Give the data below again exactly as it stands. Omit the pictures.

· · · ·

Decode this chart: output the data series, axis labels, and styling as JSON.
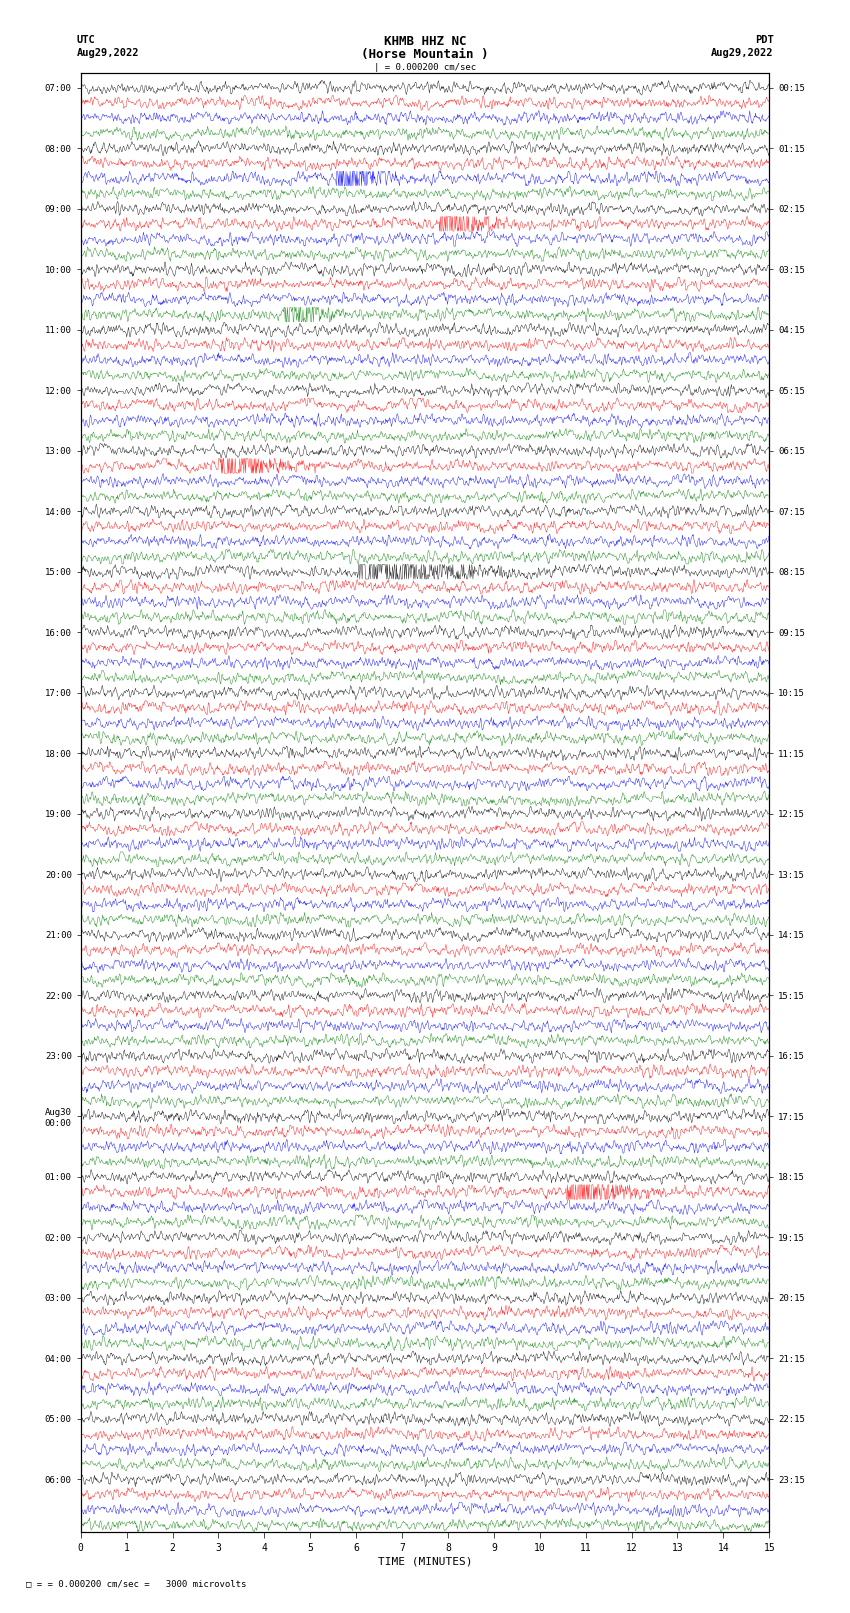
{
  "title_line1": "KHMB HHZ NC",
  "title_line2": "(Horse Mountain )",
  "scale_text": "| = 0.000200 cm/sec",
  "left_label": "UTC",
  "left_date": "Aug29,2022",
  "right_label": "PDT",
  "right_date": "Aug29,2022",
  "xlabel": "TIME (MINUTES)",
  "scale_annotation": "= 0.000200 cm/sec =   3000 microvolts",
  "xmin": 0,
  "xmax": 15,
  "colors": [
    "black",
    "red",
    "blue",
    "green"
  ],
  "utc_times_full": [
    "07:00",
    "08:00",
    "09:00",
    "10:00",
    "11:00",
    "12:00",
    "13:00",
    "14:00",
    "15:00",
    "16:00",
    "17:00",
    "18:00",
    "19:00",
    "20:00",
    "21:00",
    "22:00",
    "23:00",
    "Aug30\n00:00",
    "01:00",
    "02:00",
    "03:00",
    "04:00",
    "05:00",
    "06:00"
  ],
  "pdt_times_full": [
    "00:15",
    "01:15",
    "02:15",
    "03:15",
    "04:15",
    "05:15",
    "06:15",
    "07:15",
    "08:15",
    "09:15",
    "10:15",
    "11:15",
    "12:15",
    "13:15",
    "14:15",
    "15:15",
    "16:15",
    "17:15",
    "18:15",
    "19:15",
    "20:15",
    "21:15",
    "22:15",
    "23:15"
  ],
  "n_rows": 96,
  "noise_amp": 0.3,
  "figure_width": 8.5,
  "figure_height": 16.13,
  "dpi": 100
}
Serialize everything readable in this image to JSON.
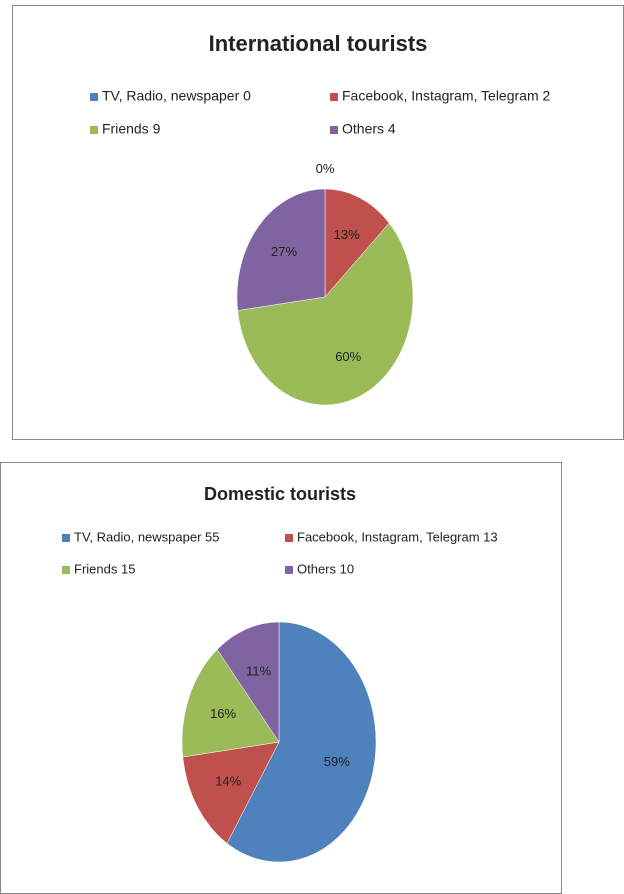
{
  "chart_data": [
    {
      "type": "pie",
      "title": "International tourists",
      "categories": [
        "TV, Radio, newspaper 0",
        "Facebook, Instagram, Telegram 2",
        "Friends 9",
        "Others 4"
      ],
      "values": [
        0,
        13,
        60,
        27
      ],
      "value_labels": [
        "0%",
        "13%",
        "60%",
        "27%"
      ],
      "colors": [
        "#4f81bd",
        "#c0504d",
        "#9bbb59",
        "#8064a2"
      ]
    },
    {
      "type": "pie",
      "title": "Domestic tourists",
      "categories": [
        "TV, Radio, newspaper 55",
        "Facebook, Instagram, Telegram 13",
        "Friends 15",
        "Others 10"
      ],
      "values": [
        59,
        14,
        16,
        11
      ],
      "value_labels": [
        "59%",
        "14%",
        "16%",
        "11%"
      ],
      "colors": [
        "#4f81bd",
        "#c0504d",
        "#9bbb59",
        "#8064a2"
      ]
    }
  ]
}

· · · ·

Response to this exercise.
Decode this chart: output the data series, axis labels, and styling as JSON.
{
  "title_line1": "KHMB HHZ NC",
  "title_line2": "(Horse Mountain )",
  "scale_text": "| = 0.000200 cm/sec",
  "left_label": "UTC",
  "left_date": "Aug29,2022",
  "right_label": "PDT",
  "right_date": "Aug29,2022",
  "xlabel": "TIME (MINUTES)",
  "scale_annotation": "= 0.000200 cm/sec =   3000 microvolts",
  "xmin": 0,
  "xmax": 15,
  "colors": [
    "black",
    "red",
    "blue",
    "green"
  ],
  "utc_times_full": [
    "07:00",
    "08:00",
    "09:00",
    "10:00",
    "11:00",
    "12:00",
    "13:00",
    "14:00",
    "15:00",
    "16:00",
    "17:00",
    "18:00",
    "19:00",
    "20:00",
    "21:00",
    "22:00",
    "23:00",
    "Aug30\n00:00",
    "01:00",
    "02:00",
    "03:00",
    "04:00",
    "05:00",
    "06:00"
  ],
  "pdt_times_full": [
    "00:15",
    "01:15",
    "02:15",
    "03:15",
    "04:15",
    "05:15",
    "06:15",
    "07:15",
    "08:15",
    "09:15",
    "10:15",
    "11:15",
    "12:15",
    "13:15",
    "14:15",
    "15:15",
    "16:15",
    "17:15",
    "18:15",
    "19:15",
    "20:15",
    "21:15",
    "22:15",
    "23:15"
  ],
  "n_rows": 96,
  "noise_amp": 0.3,
  "figure_width": 8.5,
  "figure_height": 16.13,
  "dpi": 100
}
Serialize everything readable in this image to JSON.
{
  "chart_data": [
    {
      "type": "pie",
      "title": "International tourists",
      "categories": [
        "TV, Radio, newspaper 0",
        "Facebook, Instagram, Telegram 2",
        "Friends 9",
        "Others 4"
      ],
      "values": [
        0,
        13,
        60,
        27
      ],
      "value_labels": [
        "0%",
        "13%",
        "60%",
        "27%"
      ],
      "colors": [
        "#4f81bd",
        "#c0504d",
        "#9bbb59",
        "#8064a2"
      ]
    },
    {
      "type": "pie",
      "title": "Domestic tourists",
      "categories": [
        "TV, Radio, newspaper 55",
        "Facebook, Instagram, Telegram 13",
        "Friends 15",
        "Others 10"
      ],
      "values": [
        59,
        14,
        16,
        11
      ],
      "value_labels": [
        "59%",
        "14%",
        "16%",
        "11%"
      ],
      "colors": [
        "#4f81bd",
        "#c0504d",
        "#9bbb59",
        "#8064a2"
      ]
    }
  ]
}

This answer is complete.